* [Requirements]: Every entry below must be repeated exactly; skip the pictures.

Listed records start

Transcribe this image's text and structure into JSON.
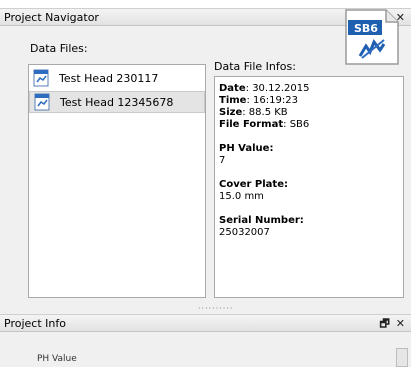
{
  "navigator": {
    "title": "Project Navigator",
    "data_files_label": "Data Files:",
    "files": [
      {
        "name": "Test Head 230117",
        "selected": false
      },
      {
        "name": "Test Head 12345678",
        "selected": true
      }
    ],
    "info_label": "Data File Infos:",
    "logo_text": "SB6",
    "info": {
      "date_key": "Date",
      "date_val": "30.12.2015",
      "time_key": "Time",
      "time_val": "16:19:23",
      "size_key": "Size",
      "size_val": "88.5 KB",
      "format_key": "File Format",
      "format_val": "SB6",
      "ph_key": "PH Value:",
      "ph_val": "7",
      "cover_key": "Cover Plate:",
      "cover_val": "15.0 mm",
      "serial_key": "Serial Number:",
      "serial_val": "25032007"
    }
  },
  "project_info": {
    "title": "Project Info",
    "ph_label": "PH Value"
  },
  "controls": {
    "float_glyph": "🗗",
    "close_glyph": "✕",
    "splitter_glyph": "··········"
  },
  "colors": {
    "logo_blue": "#1f5fb0",
    "selection": "#e4e4e4"
  }
}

Listed records end

* [Response]:
Transcribe this image's text and structure into JSON.
{
  "navigator": {
    "title": "Project Navigator",
    "data_files_label": "Data Files:",
    "files": [
      {
        "name": "Test Head 230117",
        "selected": false
      },
      {
        "name": "Test Head 12345678",
        "selected": true
      }
    ],
    "info_label": "Data File Infos:",
    "logo_text": "SB6",
    "info": {
      "date_key": "Date",
      "date_val": "30.12.2015",
      "time_key": "Time",
      "time_val": "16:19:23",
      "size_key": "Size",
      "size_val": "88.5 KB",
      "format_key": "File Format",
      "format_val": "SB6",
      "ph_key": "PH Value:",
      "ph_val": "7",
      "cover_key": "Cover Plate:",
      "cover_val": "15.0 mm",
      "serial_key": "Serial Number:",
      "serial_val": "25032007"
    }
  },
  "project_info": {
    "title": "Project Info",
    "ph_label": "PH Value"
  },
  "controls": {
    "float_glyph": "🗗",
    "close_glyph": "✕",
    "splitter_glyph": "··········"
  },
  "colors": {
    "logo_blue": "#1f5fb0",
    "selection": "#e4e4e4"
  }
}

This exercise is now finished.